_Description of the task_
Give a verbatim quotation of every record.

### Records shown ###

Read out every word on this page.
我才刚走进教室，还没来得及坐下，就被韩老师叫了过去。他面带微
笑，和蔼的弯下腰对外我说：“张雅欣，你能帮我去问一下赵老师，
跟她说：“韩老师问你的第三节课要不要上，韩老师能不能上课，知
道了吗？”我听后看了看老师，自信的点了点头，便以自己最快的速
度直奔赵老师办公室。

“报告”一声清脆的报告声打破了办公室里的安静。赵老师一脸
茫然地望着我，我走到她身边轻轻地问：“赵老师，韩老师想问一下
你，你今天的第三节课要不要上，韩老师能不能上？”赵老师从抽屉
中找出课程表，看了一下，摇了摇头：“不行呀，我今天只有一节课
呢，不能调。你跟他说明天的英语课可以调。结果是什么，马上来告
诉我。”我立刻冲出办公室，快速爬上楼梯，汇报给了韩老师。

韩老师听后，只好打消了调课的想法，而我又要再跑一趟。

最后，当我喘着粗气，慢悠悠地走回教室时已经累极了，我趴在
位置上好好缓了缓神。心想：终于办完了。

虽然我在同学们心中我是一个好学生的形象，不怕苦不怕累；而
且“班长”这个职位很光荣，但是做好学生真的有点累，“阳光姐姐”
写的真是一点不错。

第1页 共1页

###

_Finished exercise_
Read out every word on this page.
我才刚走进教室，还没来得及坐下，就被韩老师叫了过去。他面带微
笑，和蔼的弯下腰对外我说：“张雅欣，你能帮我去问一下赵老师，
跟她说：“韩老师问你的第三节课要不要上，韩老师能不能上课，知
道了吗？”我听后看了看老师，自信的点了点头，便以自己最快的速
度直奔赵老师办公室。

“报告”一声清脆的报告声打破了办公室里的安静。赵老师一脸
茫然地望着我，我走到她身边轻轻地问：“赵老师，韩老师想问一下
你，你今天的第三节课要不要上，韩老师能不能上？”赵老师从抽屉
中找出课程表，看了一下，摇了摇头：“不行呀，我今天只有一节课
呢，不能调。你跟他说明天的英语课可以调。结果是什么，马上来告
诉我。”我立刻冲出办公室，快速爬上楼梯，汇报给了韩老师。

韩老师听后，只好打消了调课的想法，而我又要再跑一趟。

最后，当我喘着粗气，慢悠悠地走回教室时已经累极了，我趴在
位置上好好缓了缓神。心想：终于办完了。

虽然我在同学们心中我是一个好学生的形象，不怕苦不怕累；而
且“班长”这个职位很光荣，但是做好学生真的有点累，“阳光姐姐”
写的真是一点不错。

第1页 共1页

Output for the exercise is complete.